__TASK OBJECTIVE__
Select the lines below containing the word "estaban".

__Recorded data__

::::

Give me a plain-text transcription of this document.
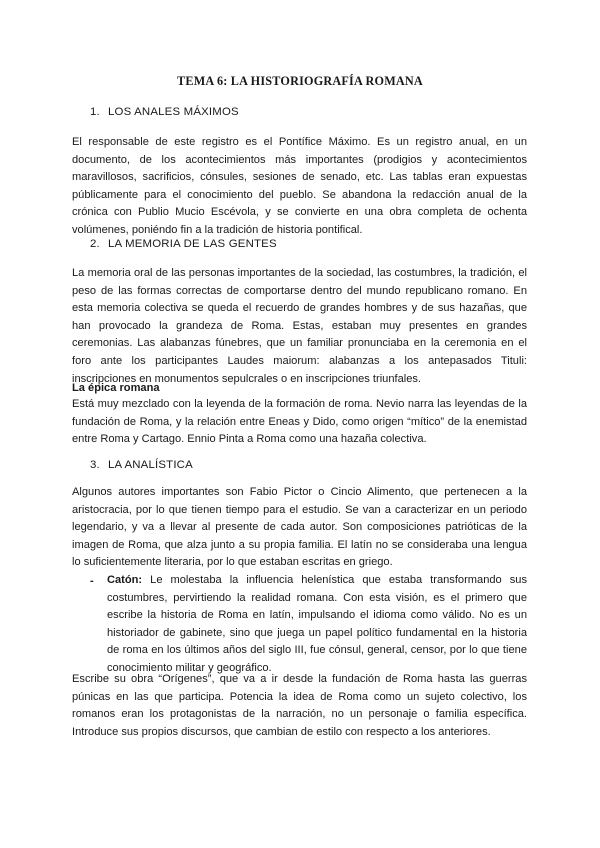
TEMA 6: LA HISTORIOGRAFÍA ROMANA
1. LOS ANALES MÁXIMOS

El responsable de este registro es el Pontífice Máximo. Es un registro anual, en un documento, de los acontecimientos más importantes (prodigios y acontecimientos maravillosos, sacrificios, cónsules, sesiones de senado, etc. Las tablas eran expuestas públicamente para el conocimiento del pueblo. Se abandona la redacción anual de la crónica con Publio Mucio Escévola, y se convierte en una obra completa de ochenta volúmenes, poniéndo fin a la tradición de historia pontifical.

2. LA MEMORIA DE LAS GENTES

La memoria oral de las personas importantes de la sociedad, las costumbres, la tradición, el peso de las formas correctas de comportarse dentro del mundo republicano romano. En esta memoria colectiva se queda el recuerdo de grandes hombres y de sus hazañas, que han provocado la grandeza de Roma. Estas, estaban muy presentes en grandes ceremonias. Las alabanzas fúnebres, que un familiar pronunciaba en la ceremonia en el foro ante los participantes Laudes maiorum: alabanzas a los antepasados Tituli: inscripciones en monumentos sepulcrales o en inscripciones triunfales.

La épica romana

Está muy mezclado con la leyenda de la formación de roma. Nevio narra las leyendas de la fundación de Roma, y la relación entre Eneas y Dido, como origen “mítico” de la enemistad entre Roma y Cartago. Ennio Pinta a Roma como una hazaña colectiva.

3. LA ANALÍSTICA

Algunos autores importantes son Fabio Pictor o Cincio Alimento, que pertenecen a la aristocracia, por lo que tienen tiempo para el estudio. Se van a caracterizar en un periodo legendario, y va a llevar al presente de cada autor. Son composiciones patrióticas de la imagen de Roma, que alza junto a su propia familia. El latín no se consideraba una lengua lo suficientemente literaria, por lo que estaban escritas en griego.

- Catón: Le molestaba la influencia helenística que estaba transformando sus costumbres, pervirtiendo la realidad romana. Con esta visión, es el primero que escribe la historia de Roma en latín, impulsando el idioma como válido. No es un historiador de gabinete, sino que juega un papel político fundamental en la historia de roma en los últimos años del siglo III, fue cónsul, general, censor, por lo que tiene conocimiento militar y geográfico.

Escribe su obra “Orígenes”, que va a ir desde la fundación de Roma hasta las guerras púnicas en las que participa. Potencia la idea de Roma como un sujeto colectivo, los romanos eran los protagonistas de la narración, no un personaje o familia específica. Introduce sus propios discursos, que cambian de estilo con respecto a los anteriores.
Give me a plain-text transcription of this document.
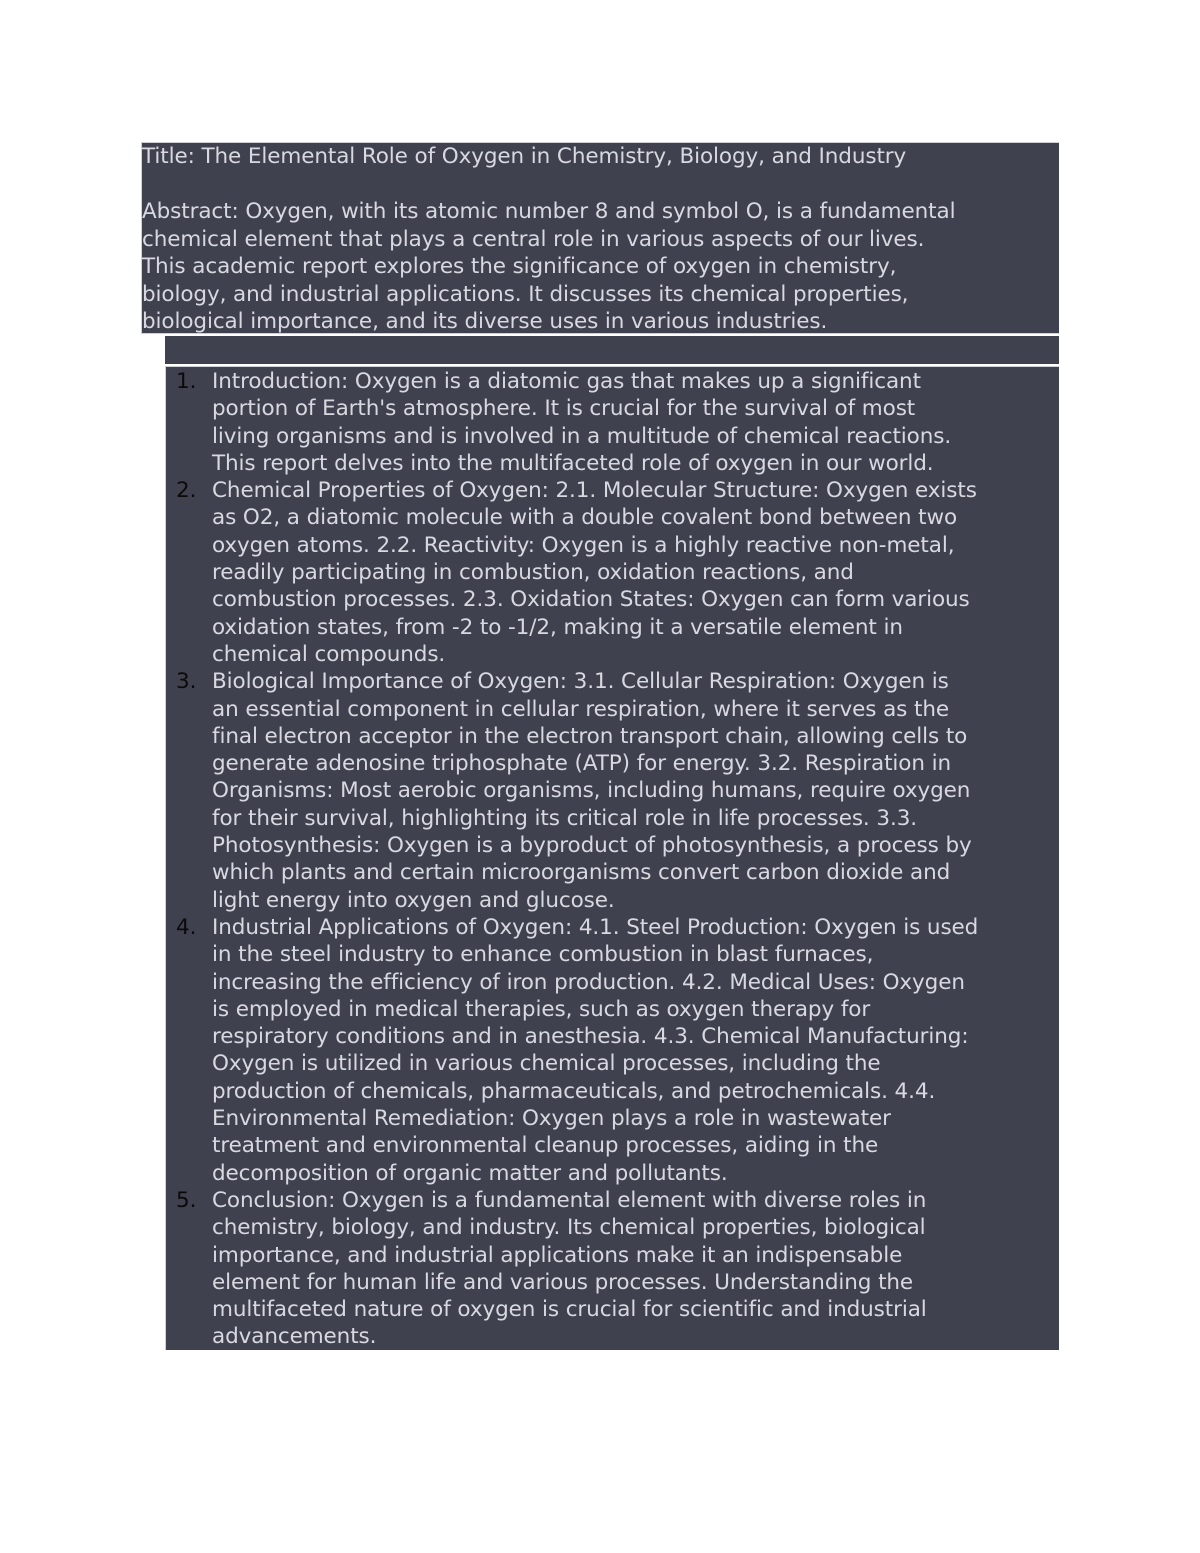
Title: The Elemental Role of Oxygen in Chemistry, Biology, and Industry
Abstract: Oxygen, with its atomic number 8 and symbol O, is a fundamental
chemical element that plays a central role in various aspects of our lives.
This academic report explores the significance of oxygen in chemistry,
biology, and industrial applications. It discusses its chemical properties,
biological importance, and its diverse uses in various industries.
1. Introduction: Oxygen is a diatomic gas that makes up a significant
portion of Earth's atmosphere. It is crucial for the survival of most
living organisms and is involved in a multitude of chemical reactions.
This report delves into the multifaceted role of oxygen in our world.
2. Chemical Properties of Oxygen: 2.1. Molecular Structure: Oxygen exists
as O2, a diatomic molecule with a double covalent bond between two
oxygen atoms. 2.2. Reactivity: Oxygen is a highly reactive non-metal,
readily participating in combustion, oxidation reactions, and
combustion processes. 2.3. Oxidation States: Oxygen can form various
oxidation states, from -2 to -1/2, making it a versatile element in
chemical compounds.
3. Biological Importance of Oxygen: 3.1. Cellular Respiration: Oxygen is
an essential component in cellular respiration, where it serves as the
final electron acceptor in the electron transport chain, allowing cells to
generate adenosine triphosphate (ATP) for energy. 3.2. Respiration in
Organisms: Most aerobic organisms, including humans, require oxygen
for their survival, highlighting its critical role in life processes. 3.3.
Photosynthesis: Oxygen is a byproduct of photosynthesis, a process by
which plants and certain microorganisms convert carbon dioxide and
light energy into oxygen and glucose.
4. Industrial Applications of Oxygen: 4.1. Steel Production: Oxygen is used
in the steel industry to enhance combustion in blast furnaces,
increasing the efficiency of iron production. 4.2. Medical Uses: Oxygen
is employed in medical therapies, such as oxygen therapy for
respiratory conditions and in anesthesia. 4.3. Chemical Manufacturing:
Oxygen is utilized in various chemical processes, including the
production of chemicals, pharmaceuticals, and petrochemicals. 4.4.
Environmental Remediation: Oxygen plays a role in wastewater
treatment and environmental cleanup processes, aiding in the
decomposition of organic matter and pollutants.
5. Conclusion: Oxygen is a fundamental element with diverse roles in
chemistry, biology, and industry. Its chemical properties, biological
importance, and industrial applications make it an indispensable
element for human life and various processes. Understanding the
multifaceted nature of oxygen is crucial for scientific and industrial
advancements.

::::

__WRITTEN SOLUTION__
La memoria oral de las personas importantes de la sociedad, las costumbres, la tradición, el peso de las formas correctas de comportarse dentro del mundo republicano romano. En esta memoria colectiva se queda el recuerdo de grandes hombres y de sus hazañas, que han provocado la grandeza de Roma. Estas, estaban muy presentes en grandes ceremonias. Las alabanzas fúnebres, que un familiar pronunciaba en la ceremonia en el foro ante los participantes Laudes maiorum: alabanzas a los antepasados Tituli: inscripciones en monumentos sepulcrales o en inscripciones triunfales.
Algunos autores importantes son Fabio Pictor o Cincio Alimento, que pertenecen a la aristocracia, por lo que tienen tiempo para el estudio. Se van a caracterizar en un periodo legendario, y va a llevar al presente de cada autor. Son composiciones patrióticas de la imagen de Roma, que alza junto a su propia familia. El latín no se consideraba una lengua lo suficientemente literaria, por lo que estaban escritas en griego.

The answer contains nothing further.